Entries from a dataset
Begin
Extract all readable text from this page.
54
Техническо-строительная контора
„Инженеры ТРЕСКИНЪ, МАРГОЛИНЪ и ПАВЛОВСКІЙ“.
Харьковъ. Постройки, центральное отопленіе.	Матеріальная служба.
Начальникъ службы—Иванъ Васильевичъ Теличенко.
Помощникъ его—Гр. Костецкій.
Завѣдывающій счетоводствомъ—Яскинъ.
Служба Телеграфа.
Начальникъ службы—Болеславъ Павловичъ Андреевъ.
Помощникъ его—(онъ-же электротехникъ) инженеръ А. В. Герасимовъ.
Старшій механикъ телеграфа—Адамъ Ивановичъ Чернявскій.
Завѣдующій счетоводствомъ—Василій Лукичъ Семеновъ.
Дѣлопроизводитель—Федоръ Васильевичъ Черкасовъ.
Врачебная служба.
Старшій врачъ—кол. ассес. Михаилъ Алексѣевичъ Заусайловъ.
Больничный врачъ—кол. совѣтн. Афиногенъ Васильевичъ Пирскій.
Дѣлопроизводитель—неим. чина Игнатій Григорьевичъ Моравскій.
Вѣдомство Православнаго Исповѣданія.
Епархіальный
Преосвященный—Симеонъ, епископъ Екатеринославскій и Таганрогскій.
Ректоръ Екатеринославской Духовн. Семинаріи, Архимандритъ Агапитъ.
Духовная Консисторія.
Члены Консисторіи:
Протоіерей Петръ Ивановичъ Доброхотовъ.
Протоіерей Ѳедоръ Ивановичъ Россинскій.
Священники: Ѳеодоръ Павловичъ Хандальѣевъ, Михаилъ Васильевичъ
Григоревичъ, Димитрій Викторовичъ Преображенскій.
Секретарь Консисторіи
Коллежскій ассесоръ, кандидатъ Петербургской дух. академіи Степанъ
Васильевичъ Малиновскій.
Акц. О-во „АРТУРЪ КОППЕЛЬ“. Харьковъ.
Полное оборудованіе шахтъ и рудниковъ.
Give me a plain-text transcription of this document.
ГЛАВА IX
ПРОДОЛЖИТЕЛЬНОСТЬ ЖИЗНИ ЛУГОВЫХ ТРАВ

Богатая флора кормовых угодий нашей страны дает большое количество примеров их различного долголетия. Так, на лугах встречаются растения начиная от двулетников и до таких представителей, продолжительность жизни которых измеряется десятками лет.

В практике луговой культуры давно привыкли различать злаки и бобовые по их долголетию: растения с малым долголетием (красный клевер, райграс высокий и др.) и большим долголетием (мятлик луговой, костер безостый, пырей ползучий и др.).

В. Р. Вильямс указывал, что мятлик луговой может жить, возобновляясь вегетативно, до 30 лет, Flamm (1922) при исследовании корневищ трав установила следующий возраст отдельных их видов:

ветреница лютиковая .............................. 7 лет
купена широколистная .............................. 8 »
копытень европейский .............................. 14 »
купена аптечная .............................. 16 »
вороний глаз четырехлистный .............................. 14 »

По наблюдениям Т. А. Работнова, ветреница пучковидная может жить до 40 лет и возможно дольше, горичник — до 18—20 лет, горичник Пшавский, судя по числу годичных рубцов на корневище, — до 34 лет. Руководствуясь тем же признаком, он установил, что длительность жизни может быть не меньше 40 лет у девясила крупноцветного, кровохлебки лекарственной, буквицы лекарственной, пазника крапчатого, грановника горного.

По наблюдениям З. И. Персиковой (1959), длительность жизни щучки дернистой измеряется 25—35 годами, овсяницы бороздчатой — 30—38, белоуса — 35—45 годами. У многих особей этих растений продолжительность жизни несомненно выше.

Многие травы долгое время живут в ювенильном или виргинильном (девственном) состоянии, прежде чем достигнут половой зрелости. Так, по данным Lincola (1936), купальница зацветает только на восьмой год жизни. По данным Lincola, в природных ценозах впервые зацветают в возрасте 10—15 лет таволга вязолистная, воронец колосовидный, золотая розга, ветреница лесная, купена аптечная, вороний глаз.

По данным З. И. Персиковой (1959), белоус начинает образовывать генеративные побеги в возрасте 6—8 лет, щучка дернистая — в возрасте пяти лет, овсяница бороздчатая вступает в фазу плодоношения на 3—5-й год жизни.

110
End
Scan the records above, count the lines with "мятлик" in them, and give only the number.

2